Select all lines with the string "title" in them, and copy those lines.

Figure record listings
"""

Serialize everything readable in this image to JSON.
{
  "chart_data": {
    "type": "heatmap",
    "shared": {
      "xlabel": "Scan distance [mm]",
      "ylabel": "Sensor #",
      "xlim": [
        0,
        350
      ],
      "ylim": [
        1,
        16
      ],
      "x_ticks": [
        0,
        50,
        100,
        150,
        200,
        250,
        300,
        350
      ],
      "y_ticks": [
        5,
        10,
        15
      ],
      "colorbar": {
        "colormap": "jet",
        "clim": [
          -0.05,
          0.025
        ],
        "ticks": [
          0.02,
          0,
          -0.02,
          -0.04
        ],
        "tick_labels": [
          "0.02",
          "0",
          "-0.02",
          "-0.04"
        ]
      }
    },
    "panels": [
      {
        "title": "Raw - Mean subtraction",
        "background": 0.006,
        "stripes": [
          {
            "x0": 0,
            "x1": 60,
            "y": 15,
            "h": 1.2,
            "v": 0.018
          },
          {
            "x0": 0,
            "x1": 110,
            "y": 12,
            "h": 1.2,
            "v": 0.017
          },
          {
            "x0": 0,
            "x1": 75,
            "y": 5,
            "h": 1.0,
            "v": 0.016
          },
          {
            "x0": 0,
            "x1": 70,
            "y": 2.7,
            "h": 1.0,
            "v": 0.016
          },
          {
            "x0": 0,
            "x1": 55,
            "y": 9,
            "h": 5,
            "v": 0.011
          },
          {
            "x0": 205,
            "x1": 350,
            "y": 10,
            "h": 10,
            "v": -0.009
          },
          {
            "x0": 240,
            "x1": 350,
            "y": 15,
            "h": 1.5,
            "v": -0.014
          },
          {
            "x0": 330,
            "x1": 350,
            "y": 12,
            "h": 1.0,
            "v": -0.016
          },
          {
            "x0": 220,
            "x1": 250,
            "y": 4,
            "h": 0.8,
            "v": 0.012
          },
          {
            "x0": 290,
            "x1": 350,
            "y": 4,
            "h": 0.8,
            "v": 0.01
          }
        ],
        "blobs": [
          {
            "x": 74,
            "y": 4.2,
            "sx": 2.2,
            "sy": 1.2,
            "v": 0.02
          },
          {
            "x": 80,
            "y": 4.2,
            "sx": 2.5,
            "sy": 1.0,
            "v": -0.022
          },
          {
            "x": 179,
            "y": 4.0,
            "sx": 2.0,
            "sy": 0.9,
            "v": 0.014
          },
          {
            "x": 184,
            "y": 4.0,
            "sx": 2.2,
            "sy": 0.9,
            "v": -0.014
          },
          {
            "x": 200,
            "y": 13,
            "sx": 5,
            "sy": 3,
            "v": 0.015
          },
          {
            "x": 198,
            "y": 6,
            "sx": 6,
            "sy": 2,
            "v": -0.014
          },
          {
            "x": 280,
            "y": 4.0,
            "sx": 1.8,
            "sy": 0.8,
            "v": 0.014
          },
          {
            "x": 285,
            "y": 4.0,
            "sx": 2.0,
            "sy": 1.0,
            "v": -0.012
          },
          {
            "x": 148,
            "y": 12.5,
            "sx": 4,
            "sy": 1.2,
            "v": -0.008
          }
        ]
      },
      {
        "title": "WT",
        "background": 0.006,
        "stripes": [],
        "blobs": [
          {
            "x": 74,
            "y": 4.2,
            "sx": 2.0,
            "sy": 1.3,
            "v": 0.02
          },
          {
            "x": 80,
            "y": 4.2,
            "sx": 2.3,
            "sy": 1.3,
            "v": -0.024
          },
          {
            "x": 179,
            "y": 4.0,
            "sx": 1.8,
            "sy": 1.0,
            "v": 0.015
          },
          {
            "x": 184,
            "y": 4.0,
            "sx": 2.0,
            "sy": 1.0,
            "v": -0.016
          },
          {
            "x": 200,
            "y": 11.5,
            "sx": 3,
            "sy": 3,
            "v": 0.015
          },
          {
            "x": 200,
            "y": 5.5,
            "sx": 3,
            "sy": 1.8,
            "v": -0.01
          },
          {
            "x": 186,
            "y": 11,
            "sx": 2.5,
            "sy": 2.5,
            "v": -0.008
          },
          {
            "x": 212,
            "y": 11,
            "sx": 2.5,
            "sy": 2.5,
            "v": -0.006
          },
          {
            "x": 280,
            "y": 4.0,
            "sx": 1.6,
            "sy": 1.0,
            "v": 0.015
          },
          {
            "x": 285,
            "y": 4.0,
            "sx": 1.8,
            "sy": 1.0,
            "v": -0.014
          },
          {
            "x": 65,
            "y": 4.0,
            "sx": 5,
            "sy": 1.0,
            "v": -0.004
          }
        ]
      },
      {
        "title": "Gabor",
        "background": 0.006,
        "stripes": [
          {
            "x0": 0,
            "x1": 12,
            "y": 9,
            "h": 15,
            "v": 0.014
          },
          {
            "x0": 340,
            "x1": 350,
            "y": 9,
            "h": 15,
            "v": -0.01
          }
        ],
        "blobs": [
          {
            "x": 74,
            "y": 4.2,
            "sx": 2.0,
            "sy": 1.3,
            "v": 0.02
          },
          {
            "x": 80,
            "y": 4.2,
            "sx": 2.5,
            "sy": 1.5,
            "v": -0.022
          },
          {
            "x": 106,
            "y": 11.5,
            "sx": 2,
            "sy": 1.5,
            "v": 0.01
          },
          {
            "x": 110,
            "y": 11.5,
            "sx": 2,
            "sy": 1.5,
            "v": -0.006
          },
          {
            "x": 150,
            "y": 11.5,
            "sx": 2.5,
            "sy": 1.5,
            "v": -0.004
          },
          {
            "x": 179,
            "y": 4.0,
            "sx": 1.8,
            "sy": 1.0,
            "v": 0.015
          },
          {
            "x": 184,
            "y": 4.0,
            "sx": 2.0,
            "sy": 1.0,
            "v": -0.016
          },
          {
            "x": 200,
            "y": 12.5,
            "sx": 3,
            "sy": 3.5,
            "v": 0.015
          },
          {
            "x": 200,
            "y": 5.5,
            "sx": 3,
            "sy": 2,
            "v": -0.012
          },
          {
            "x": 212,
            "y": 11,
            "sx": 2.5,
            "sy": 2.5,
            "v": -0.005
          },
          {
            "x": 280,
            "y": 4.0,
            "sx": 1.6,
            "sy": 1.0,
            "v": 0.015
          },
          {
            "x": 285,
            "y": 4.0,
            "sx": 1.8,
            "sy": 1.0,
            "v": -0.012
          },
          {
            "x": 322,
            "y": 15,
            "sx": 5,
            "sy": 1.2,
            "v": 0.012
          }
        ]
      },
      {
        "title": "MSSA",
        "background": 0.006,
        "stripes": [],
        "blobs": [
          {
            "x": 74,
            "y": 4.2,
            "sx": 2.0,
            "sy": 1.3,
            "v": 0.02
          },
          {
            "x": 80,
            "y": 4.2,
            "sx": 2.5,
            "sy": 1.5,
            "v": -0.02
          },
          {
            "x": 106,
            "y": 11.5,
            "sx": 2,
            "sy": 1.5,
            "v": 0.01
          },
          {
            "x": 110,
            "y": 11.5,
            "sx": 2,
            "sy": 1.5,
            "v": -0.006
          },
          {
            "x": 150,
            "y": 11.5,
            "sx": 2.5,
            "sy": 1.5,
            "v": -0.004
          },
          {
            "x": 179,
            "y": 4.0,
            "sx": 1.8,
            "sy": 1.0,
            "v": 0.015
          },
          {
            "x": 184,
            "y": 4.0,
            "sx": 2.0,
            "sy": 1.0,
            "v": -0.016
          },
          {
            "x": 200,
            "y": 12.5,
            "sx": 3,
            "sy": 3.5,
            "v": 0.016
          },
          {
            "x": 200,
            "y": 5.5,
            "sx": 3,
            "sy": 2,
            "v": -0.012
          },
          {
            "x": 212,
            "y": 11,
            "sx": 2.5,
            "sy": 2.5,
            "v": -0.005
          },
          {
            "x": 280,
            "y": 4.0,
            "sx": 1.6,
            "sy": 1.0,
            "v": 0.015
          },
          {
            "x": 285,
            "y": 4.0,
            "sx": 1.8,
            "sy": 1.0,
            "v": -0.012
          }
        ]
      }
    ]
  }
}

"""

» **RESULT**
        "title": "Raw - Mean subtraction",
        "title": "WT",
        "title": "Gabor",
        "title": "MSSA",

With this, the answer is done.